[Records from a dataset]
* * * * * * * * *
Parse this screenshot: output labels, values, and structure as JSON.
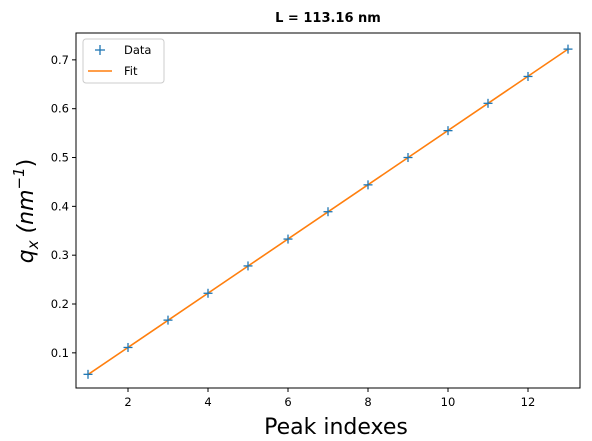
{
  "chart_data": {
    "type": "line",
    "title": "L = 113.16 nm",
    "xlabel": "Peak indexes",
    "ylabel": {
      "base": "q",
      "sub": "x",
      "unit_open": " (nm",
      "sup": "−1",
      "unit_close": ")"
    },
    "xlim": [
      0.7,
      13.3
    ],
    "ylim": [
      0.028,
      0.755
    ],
    "xticks": [
      2,
      4,
      6,
      8,
      10,
      12
    ],
    "yticks": [
      0.1,
      0.2,
      0.3,
      0.4,
      0.5,
      0.6,
      0.7
    ],
    "grid": false,
    "legend_position": "top-left",
    "series": [
      {
        "name": "Data",
        "kind": "scatter",
        "marker": "+",
        "color": "#1f77b4",
        "x": [
          1,
          2,
          3,
          4,
          5,
          6,
          7,
          8,
          9,
          10,
          11,
          12,
          13
        ],
        "y": [
          0.056,
          0.111,
          0.167,
          0.222,
          0.278,
          0.333,
          0.389,
          0.444,
          0.5,
          0.555,
          0.611,
          0.666,
          0.722
        ]
      },
      {
        "name": "Fit",
        "kind": "line",
        "color": "#ff7f0e",
        "x": [
          1,
          13
        ],
        "y": [
          0.0555,
          0.722
        ]
      }
    ]
  }
}
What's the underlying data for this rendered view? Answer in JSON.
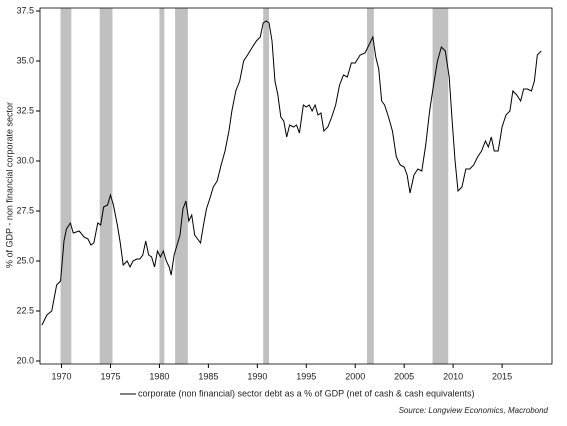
{
  "chart_data": {
    "type": "line",
    "y_label": "% of GDP - non financial corporate sector",
    "source": "Source: Longview Economics, Macrobond",
    "x": [
      1968.0,
      1968.5,
      1969.0,
      1969.5,
      1969.9,
      1970.25,
      1970.5,
      1970.9,
      1971.2,
      1971.8,
      1972.3,
      1972.7,
      1973.0,
      1973.3,
      1973.7,
      1974.0,
      1974.3,
      1974.7,
      1975.0,
      1975.3,
      1975.7,
      1976.0,
      1976.3,
      1976.7,
      1977.0,
      1977.3,
      1977.7,
      1978.0,
      1978.3,
      1978.6,
      1978.9,
      1979.2,
      1979.5,
      1979.8,
      1980.1,
      1980.4,
      1980.7,
      1981.0,
      1981.2,
      1981.5,
      1981.8,
      1982.1,
      1982.4,
      1982.7,
      1983.0,
      1983.3,
      1983.6,
      1983.9,
      1984.2,
      1984.5,
      1984.8,
      1985.2,
      1985.5,
      1985.9,
      1986.3,
      1986.7,
      1987.1,
      1987.4,
      1987.8,
      1988.2,
      1988.6,
      1989.0,
      1989.5,
      1989.9,
      1990.3,
      1990.6,
      1990.9,
      1991.2,
      1991.5,
      1991.8,
      1992.1,
      1992.4,
      1992.7,
      1993.0,
      1993.3,
      1993.7,
      1994.0,
      1994.3,
      1994.7,
      1995.0,
      1995.3,
      1995.6,
      1995.9,
      1996.2,
      1996.5,
      1996.8,
      1997.2,
      1997.6,
      1998.0,
      1998.4,
      1998.8,
      1999.2,
      1999.6,
      2000.0,
      2000.5,
      2001.0,
      2001.4,
      2001.8,
      2002.1,
      2002.4,
      2002.7,
      2003.0,
      2003.4,
      2003.8,
      2004.2,
      2004.6,
      2005.0,
      2005.3,
      2005.6,
      2006.0,
      2006.4,
      2006.8,
      2007.2,
      2007.6,
      2008.0,
      2008.4,
      2008.8,
      2009.2,
      2009.6,
      2009.9,
      2010.2,
      2010.5,
      2010.9,
      2011.3,
      2011.7,
      2012.1,
      2012.5,
      2012.9,
      2013.3,
      2013.6,
      2013.9,
      2014.2,
      2014.6,
      2015.0,
      2015.4,
      2015.8,
      2016.1,
      2016.5,
      2016.9,
      2017.2,
      2017.6,
      2018.0,
      2018.3,
      2018.6,
      2019.0
    ],
    "series": [
      {
        "name": "corporate (non financial) sector debt as a % of GDP (net of cash & cash equivalents)",
        "color": "#000000",
        "values": [
          21.8,
          22.3,
          22.5,
          23.8,
          24.0,
          26.0,
          26.6,
          26.9,
          26.4,
          26.5,
          26.2,
          26.1,
          25.8,
          25.9,
          26.9,
          26.8,
          27.7,
          27.8,
          28.3,
          27.8,
          26.8,
          25.9,
          24.8,
          25.0,
          24.7,
          25.0,
          25.1,
          25.1,
          25.3,
          26.0,
          25.3,
          25.2,
          24.7,
          25.5,
          25.2,
          25.5,
          25.0,
          24.7,
          24.3,
          25.3,
          25.8,
          26.3,
          27.6,
          28.0,
          27.0,
          27.3,
          26.3,
          26.1,
          25.9,
          26.8,
          27.6,
          28.2,
          28.7,
          29.0,
          29.8,
          30.5,
          31.5,
          32.5,
          33.5,
          34.0,
          35.0,
          35.3,
          35.7,
          36.0,
          36.2,
          36.9,
          37.0,
          36.9,
          36.0,
          34.0,
          33.3,
          32.2,
          32.0,
          31.2,
          31.8,
          31.7,
          31.8,
          31.4,
          32.8,
          32.7,
          32.8,
          32.5,
          32.8,
          32.3,
          32.4,
          31.5,
          31.7,
          32.2,
          32.8,
          33.8,
          34.3,
          34.2,
          34.9,
          34.9,
          35.3,
          35.4,
          35.8,
          36.2,
          35.2,
          34.6,
          33.0,
          32.8,
          32.2,
          31.5,
          30.2,
          29.8,
          29.7,
          29.3,
          28.4,
          29.3,
          29.6,
          29.5,
          30.8,
          32.5,
          33.8,
          35.0,
          35.7,
          35.5,
          34.2,
          32.0,
          30.0,
          28.5,
          28.7,
          29.6,
          29.6,
          29.8,
          30.2,
          30.5,
          31.0,
          30.7,
          31.2,
          30.5,
          30.5,
          31.7,
          32.3,
          32.5,
          33.5,
          33.3,
          33.0,
          33.6,
          33.6,
          33.5,
          34.0,
          35.3,
          35.5
        ]
      }
    ],
    "shaded_periods": [
      [
        1969.9,
        1971.0
      ],
      [
        1973.9,
        1975.2
      ],
      [
        1980.0,
        1980.5
      ],
      [
        1981.6,
        1982.9
      ],
      [
        1990.6,
        1991.2
      ],
      [
        2001.2,
        2001.9
      ],
      [
        2007.9,
        2009.5
      ]
    ],
    "shade_color": "#c0c0c0",
    "xlim": [
      1967.8,
      2020.1
    ],
    "xticks": [
      1970,
      1975,
      1980,
      1985,
      1990,
      1995,
      2000,
      2005,
      2010,
      2015
    ],
    "ylim": [
      19.85,
      37.65
    ],
    "yticks": [
      {
        "value": 20.0,
        "label": "20.0"
      },
      {
        "value": 22.5,
        "label": "22.5"
      },
      {
        "value": 25.0,
        "label": "25.0"
      },
      {
        "value": 27.5,
        "label": "27.5"
      },
      {
        "value": 30.0,
        "label": "30.0"
      },
      {
        "value": 32.5,
        "label": "32.5"
      },
      {
        "value": 35.0,
        "label": "35.0"
      },
      {
        "value": 37.5,
        "label": "37.5"
      }
    ]
  }
}
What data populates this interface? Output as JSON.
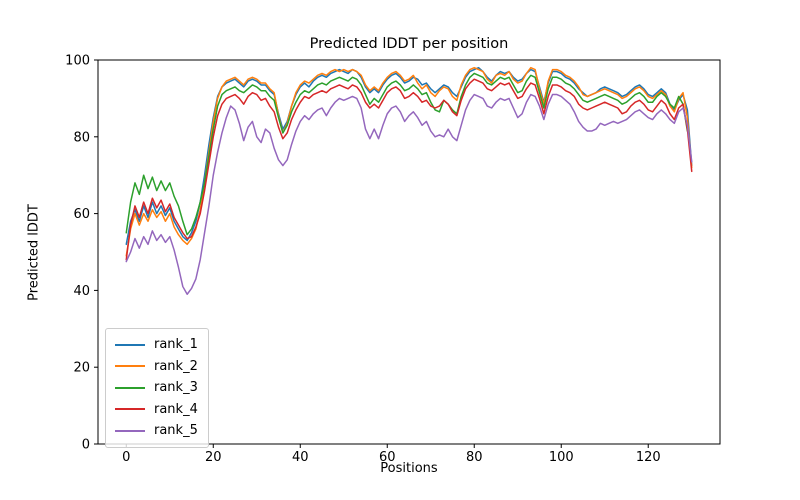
{
  "chart_data": {
    "type": "line",
    "title": "Predicted lDDT per position",
    "xlabel": "Positions",
    "ylabel": "Predicted lDDT",
    "xlim": [
      -6.5,
      136.5
    ],
    "ylim": [
      0,
      100
    ],
    "x_ticks": [
      0,
      20,
      40,
      60,
      80,
      100,
      120
    ],
    "y_ticks": [
      0,
      20,
      40,
      60,
      80,
      100
    ],
    "grid": false,
    "legend_position": "lower left",
    "x0": 0,
    "dx": 1,
    "series": [
      {
        "name": "rank_1",
        "color": "#1f77b4",
        "values": [
          52,
          58,
          61,
          58,
          62,
          59,
          63,
          60,
          62,
          59.5,
          61.5,
          58,
          56,
          54,
          53,
          55,
          58,
          63,
          70,
          78,
          85,
          90.5,
          93,
          94,
          94.5,
          95,
          94,
          93,
          94.5,
          95,
          94.5,
          93.5,
          93.5,
          92,
          91,
          86,
          82,
          84,
          88,
          91,
          93,
          94,
          93,
          94.5,
          95.5,
          96,
          95.5,
          96.5,
          97,
          97.5,
          97,
          96.5,
          97.5,
          97,
          95.5,
          93,
          91.5,
          92.5,
          91.5,
          93.5,
          95,
          96,
          96.5,
          95.5,
          94,
          94.5,
          95.5,
          95,
          93.5,
          94,
          92.5,
          91.5,
          92.5,
          93.5,
          93,
          91.5,
          90.5,
          93,
          95.5,
          97,
          97.5,
          98,
          97,
          95.5,
          94.5,
          96,
          97,
          96.5,
          97,
          95.5,
          94.5,
          95,
          96.5,
          97.5,
          97,
          93,
          89,
          94,
          97,
          97,
          96.5,
          95.5,
          95,
          94,
          92.5,
          91.5,
          90.5,
          91,
          91.5,
          92.5,
          93,
          92.5,
          92,
          91.5,
          90.5,
          91,
          92,
          93,
          93.5,
          92.5,
          91,
          90.5,
          91.5,
          92.5,
          91.5,
          88.5,
          87,
          89.5,
          91,
          87,
          72.5
        ]
      },
      {
        "name": "rank_2",
        "color": "#ff7f0e",
        "values": [
          49,
          56,
          60,
          57,
          60,
          58,
          61,
          59,
          60.5,
          58,
          60,
          56.5,
          54.5,
          53,
          52,
          53.5,
          56,
          61,
          68,
          76,
          84,
          90,
          93,
          94.5,
          95,
          95.5,
          94.5,
          93.5,
          95,
          95.5,
          95,
          94,
          94,
          92.5,
          91.5,
          85.5,
          81,
          83.5,
          88,
          91.5,
          93.5,
          94.5,
          94,
          95,
          96,
          96.5,
          96,
          97,
          97.5,
          97,
          97.5,
          97,
          97.5,
          97,
          96,
          93.5,
          92,
          93,
          92,
          94,
          95.5,
          96.5,
          97,
          96,
          94.5,
          95,
          96,
          94,
          92.5,
          93.5,
          91.5,
          90.5,
          92,
          93,
          92.5,
          90.5,
          89.5,
          93.5,
          96,
          97.5,
          98,
          97.5,
          97,
          95,
          94,
          96,
          96.5,
          96,
          97,
          95,
          94,
          94.5,
          96.5,
          98,
          97.5,
          92.5,
          88.5,
          94.5,
          97.5,
          97.5,
          97,
          96,
          95.5,
          94.5,
          93,
          91,
          90.5,
          91,
          91.5,
          92,
          92.5,
          92,
          91.5,
          91,
          90,
          90.5,
          91.5,
          92.5,
          93,
          92,
          90.5,
          90,
          91,
          92,
          91,
          88,
          86.5,
          90,
          91.5,
          85,
          72
        ]
      },
      {
        "name": "rank_3",
        "color": "#2ca02c",
        "values": [
          55,
          63,
          68,
          65,
          70,
          66.5,
          69.5,
          66,
          68.5,
          66,
          68,
          64.5,
          62,
          58,
          54.5,
          56,
          59,
          63,
          68,
          75,
          82,
          88,
          91,
          92,
          92.5,
          93,
          92,
          91.5,
          92.5,
          93.5,
          93,
          92,
          92,
          90.5,
          89.5,
          85,
          81,
          83,
          86.5,
          89,
          91,
          92,
          91.5,
          92.5,
          93.5,
          94,
          93.5,
          94.5,
          95,
          95.5,
          95,
          94.5,
          95.5,
          95,
          93.5,
          91,
          88.5,
          90,
          89,
          91,
          93,
          94,
          94.5,
          93.5,
          92,
          92.5,
          93.5,
          92.5,
          91,
          91.5,
          89,
          87,
          86.5,
          89.5,
          88.5,
          87,
          86,
          90.5,
          93.5,
          95.5,
          96.5,
          96,
          95.5,
          94,
          93.5,
          94.5,
          95.5,
          95,
          95.5,
          93.5,
          91.5,
          92,
          94.5,
          96,
          95.5,
          91.5,
          87.5,
          92.5,
          95.5,
          95.5,
          95,
          94,
          93.5,
          92.5,
          91,
          89.5,
          89,
          89.5,
          90,
          90.5,
          91,
          90.5,
          90,
          89.5,
          88.5,
          89,
          90,
          91,
          91.5,
          90.5,
          89,
          89,
          90.5,
          91.5,
          90.5,
          88.5,
          87.5,
          90.5,
          88.5,
          81.5,
          null
        ]
      },
      {
        "name": "rank_4",
        "color": "#d62728",
        "values": [
          48,
          57,
          62,
          59,
          63,
          60,
          64,
          61.5,
          63.5,
          60.5,
          62.5,
          59,
          57,
          55,
          53.5,
          54,
          56.5,
          60,
          66,
          73,
          80,
          85.5,
          88.5,
          90,
          90.5,
          91,
          90,
          88.5,
          90.5,
          91.5,
          91,
          89.5,
          90,
          88,
          86.5,
          82.5,
          79.5,
          81,
          84.5,
          87,
          89,
          90.5,
          90,
          91,
          91.5,
          92,
          91.5,
          92.5,
          93,
          93.5,
          93,
          92.5,
          93.5,
          93,
          91.5,
          89,
          87.5,
          88.5,
          87.5,
          89.5,
          91.5,
          92.5,
          93,
          92,
          90,
          90.5,
          91.5,
          90.5,
          89,
          89.5,
          88,
          87.5,
          88,
          89.5,
          88.5,
          86.5,
          85.5,
          89.5,
          92.5,
          94,
          95,
          94.5,
          94,
          92.5,
          92,
          93,
          94,
          93.5,
          94,
          92,
          90,
          90.5,
          92.5,
          94,
          93.5,
          90,
          86,
          90.5,
          93.5,
          93.5,
          93,
          92,
          91.5,
          90.5,
          88.5,
          87.5,
          87,
          87.5,
          88,
          88.5,
          89,
          88.5,
          88,
          87.5,
          86,
          86.5,
          88,
          89,
          89.5,
          88.5,
          87,
          86.5,
          88,
          89.5,
          88.5,
          86,
          84.5,
          87.5,
          88.5,
          82,
          71
        ]
      },
      {
        "name": "rank_5",
        "color": "#9467bd",
        "values": [
          47.5,
          50,
          53.5,
          51,
          54,
          52,
          55.5,
          53,
          54.5,
          52.5,
          54,
          50.5,
          46,
          41,
          39,
          40.5,
          43,
          48,
          55,
          62,
          70,
          76,
          81,
          85,
          88,
          87,
          83.5,
          79,
          82.5,
          84,
          80,
          78.5,
          82,
          81,
          77,
          74,
          72.5,
          74,
          78,
          81.5,
          84,
          85.5,
          84.5,
          86,
          87,
          87.5,
          85.5,
          87.5,
          89,
          90,
          89.5,
          90,
          90.5,
          90,
          87.5,
          82,
          79.5,
          82,
          79.5,
          83,
          86,
          87.5,
          88,
          86.5,
          84,
          85.5,
          86.5,
          85,
          83,
          84,
          81.5,
          80,
          80.5,
          80,
          82,
          80,
          79,
          83,
          87,
          89.5,
          91,
          90.5,
          90,
          88,
          87.5,
          89,
          90,
          89.5,
          90,
          87.5,
          85,
          86,
          89,
          91,
          90.5,
          88,
          84.5,
          88.5,
          91,
          91,
          90.5,
          89.5,
          88.5,
          86.5,
          84,
          82.5,
          81.5,
          81.5,
          82,
          83.5,
          83,
          83.5,
          84,
          83.5,
          84,
          84.5,
          85.5,
          86.5,
          87,
          86,
          85,
          84.5,
          86,
          87,
          86,
          84.5,
          83.5,
          86.5,
          87.5,
          83,
          73.5
        ]
      }
    ]
  }
}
* * * * * * * * *
- [DIRECTION]
Select from the material above each line in which the string "corporate" appears, and list those lines.

- [EXERCISE SOLUTION]
    "y_label": "% of GDP - non financial corporate sector",
        "name": "corporate (non financial) sector debt as a % of GDP (net of cash & cash equivalents)",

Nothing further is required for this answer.